» Records from a collection of figures:

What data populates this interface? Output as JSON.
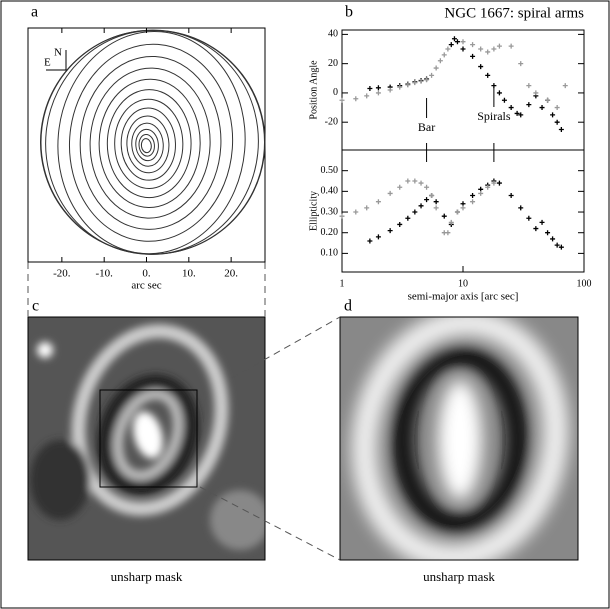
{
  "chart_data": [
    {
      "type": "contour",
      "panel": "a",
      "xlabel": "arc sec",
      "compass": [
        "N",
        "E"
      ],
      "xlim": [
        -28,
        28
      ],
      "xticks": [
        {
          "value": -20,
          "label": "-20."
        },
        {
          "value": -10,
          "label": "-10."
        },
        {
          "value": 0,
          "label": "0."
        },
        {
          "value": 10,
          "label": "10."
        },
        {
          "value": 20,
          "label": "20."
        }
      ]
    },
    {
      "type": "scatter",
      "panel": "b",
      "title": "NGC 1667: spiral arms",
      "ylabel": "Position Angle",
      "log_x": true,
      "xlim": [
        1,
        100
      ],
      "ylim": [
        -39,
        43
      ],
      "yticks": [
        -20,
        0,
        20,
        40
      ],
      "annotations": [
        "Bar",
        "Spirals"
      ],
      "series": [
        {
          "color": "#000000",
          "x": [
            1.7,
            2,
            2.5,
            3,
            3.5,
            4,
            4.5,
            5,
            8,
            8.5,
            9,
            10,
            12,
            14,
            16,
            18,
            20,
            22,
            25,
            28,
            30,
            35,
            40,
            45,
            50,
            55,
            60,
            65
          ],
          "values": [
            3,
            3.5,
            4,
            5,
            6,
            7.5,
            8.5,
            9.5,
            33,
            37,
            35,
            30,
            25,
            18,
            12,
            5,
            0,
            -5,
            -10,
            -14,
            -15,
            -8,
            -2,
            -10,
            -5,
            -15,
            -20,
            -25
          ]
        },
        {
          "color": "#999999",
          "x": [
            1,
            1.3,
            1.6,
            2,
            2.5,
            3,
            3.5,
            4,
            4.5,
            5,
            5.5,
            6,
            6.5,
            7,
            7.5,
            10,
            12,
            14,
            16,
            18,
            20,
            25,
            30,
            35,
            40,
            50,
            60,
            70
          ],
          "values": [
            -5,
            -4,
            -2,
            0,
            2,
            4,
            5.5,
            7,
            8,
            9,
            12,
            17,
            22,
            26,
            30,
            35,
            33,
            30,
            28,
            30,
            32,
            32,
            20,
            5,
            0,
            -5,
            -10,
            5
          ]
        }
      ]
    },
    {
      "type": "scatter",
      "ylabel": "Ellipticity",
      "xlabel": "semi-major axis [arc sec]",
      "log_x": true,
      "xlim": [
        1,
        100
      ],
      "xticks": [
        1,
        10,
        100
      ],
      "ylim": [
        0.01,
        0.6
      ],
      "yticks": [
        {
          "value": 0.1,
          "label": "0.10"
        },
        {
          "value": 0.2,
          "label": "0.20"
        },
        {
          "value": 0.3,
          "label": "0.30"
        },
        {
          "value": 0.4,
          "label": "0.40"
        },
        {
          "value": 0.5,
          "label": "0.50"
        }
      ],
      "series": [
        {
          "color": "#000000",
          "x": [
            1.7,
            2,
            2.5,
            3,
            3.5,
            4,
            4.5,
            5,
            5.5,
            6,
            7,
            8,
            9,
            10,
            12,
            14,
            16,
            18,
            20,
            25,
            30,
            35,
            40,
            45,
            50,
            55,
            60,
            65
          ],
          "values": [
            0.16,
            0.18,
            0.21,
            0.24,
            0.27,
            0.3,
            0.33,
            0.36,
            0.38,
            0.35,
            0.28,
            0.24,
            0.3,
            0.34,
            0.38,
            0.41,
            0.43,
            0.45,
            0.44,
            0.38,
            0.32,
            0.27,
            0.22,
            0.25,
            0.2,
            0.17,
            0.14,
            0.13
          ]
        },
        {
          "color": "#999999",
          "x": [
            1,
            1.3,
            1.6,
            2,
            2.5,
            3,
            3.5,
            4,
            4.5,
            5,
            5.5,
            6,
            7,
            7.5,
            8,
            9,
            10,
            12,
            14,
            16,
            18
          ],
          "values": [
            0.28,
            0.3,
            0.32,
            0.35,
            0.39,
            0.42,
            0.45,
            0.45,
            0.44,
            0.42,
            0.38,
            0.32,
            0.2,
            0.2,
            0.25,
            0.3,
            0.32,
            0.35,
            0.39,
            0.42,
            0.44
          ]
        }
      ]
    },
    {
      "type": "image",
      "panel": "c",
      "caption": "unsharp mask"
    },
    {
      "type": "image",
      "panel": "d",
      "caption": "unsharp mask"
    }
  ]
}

» Work required:
Copy out every line from the data above that has "ylabel" in it.

» Response to this exercise:
      "ylabel": "Position Angle",
      "ylabel": "Ellipticity",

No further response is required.